◆ **DATA RECORDS**
────────

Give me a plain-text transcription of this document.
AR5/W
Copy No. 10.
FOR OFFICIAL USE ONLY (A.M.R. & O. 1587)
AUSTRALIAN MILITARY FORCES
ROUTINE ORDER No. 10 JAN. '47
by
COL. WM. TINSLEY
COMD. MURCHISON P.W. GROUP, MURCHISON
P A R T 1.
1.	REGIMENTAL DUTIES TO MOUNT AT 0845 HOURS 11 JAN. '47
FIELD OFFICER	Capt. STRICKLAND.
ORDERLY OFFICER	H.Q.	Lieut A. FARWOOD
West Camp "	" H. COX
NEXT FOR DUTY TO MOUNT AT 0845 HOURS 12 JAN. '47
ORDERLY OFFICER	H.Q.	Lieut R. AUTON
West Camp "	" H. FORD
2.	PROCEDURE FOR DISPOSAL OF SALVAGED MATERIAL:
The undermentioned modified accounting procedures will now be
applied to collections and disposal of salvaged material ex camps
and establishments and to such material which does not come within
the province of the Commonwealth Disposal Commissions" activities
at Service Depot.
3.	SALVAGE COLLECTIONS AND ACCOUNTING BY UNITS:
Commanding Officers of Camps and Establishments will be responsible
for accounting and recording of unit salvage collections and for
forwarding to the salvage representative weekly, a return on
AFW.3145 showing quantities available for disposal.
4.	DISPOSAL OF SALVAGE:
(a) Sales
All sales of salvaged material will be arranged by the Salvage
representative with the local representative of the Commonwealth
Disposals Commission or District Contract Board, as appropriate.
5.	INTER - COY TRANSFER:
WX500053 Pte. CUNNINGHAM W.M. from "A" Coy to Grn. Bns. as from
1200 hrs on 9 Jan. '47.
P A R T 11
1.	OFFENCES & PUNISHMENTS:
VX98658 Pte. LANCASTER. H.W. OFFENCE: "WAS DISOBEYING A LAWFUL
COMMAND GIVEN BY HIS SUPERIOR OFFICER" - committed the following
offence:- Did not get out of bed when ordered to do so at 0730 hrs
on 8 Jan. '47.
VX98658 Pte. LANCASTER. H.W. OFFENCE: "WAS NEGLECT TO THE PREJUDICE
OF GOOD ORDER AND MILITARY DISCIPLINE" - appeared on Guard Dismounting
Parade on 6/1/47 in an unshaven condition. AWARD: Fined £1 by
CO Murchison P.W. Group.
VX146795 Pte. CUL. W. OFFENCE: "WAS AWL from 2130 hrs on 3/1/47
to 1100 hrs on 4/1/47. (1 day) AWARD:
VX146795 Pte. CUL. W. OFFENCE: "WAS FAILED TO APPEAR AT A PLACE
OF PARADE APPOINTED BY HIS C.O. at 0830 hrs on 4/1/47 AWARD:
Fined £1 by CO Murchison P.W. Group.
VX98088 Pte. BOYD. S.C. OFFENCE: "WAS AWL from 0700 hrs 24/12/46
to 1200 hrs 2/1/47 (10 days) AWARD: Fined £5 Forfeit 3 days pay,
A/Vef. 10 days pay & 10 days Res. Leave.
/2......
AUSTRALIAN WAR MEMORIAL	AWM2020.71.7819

────────

◆ **WHAT THE TASK ASKS**
From the records, copy every line that has the string "Lieut" in it.

◆ **TASK RESULT**
ORDERLY OFFICER	H.Q.	Lieut A. FARWOOD
ORDERLY OFFICER	H.Q.	Lieut R. AUTON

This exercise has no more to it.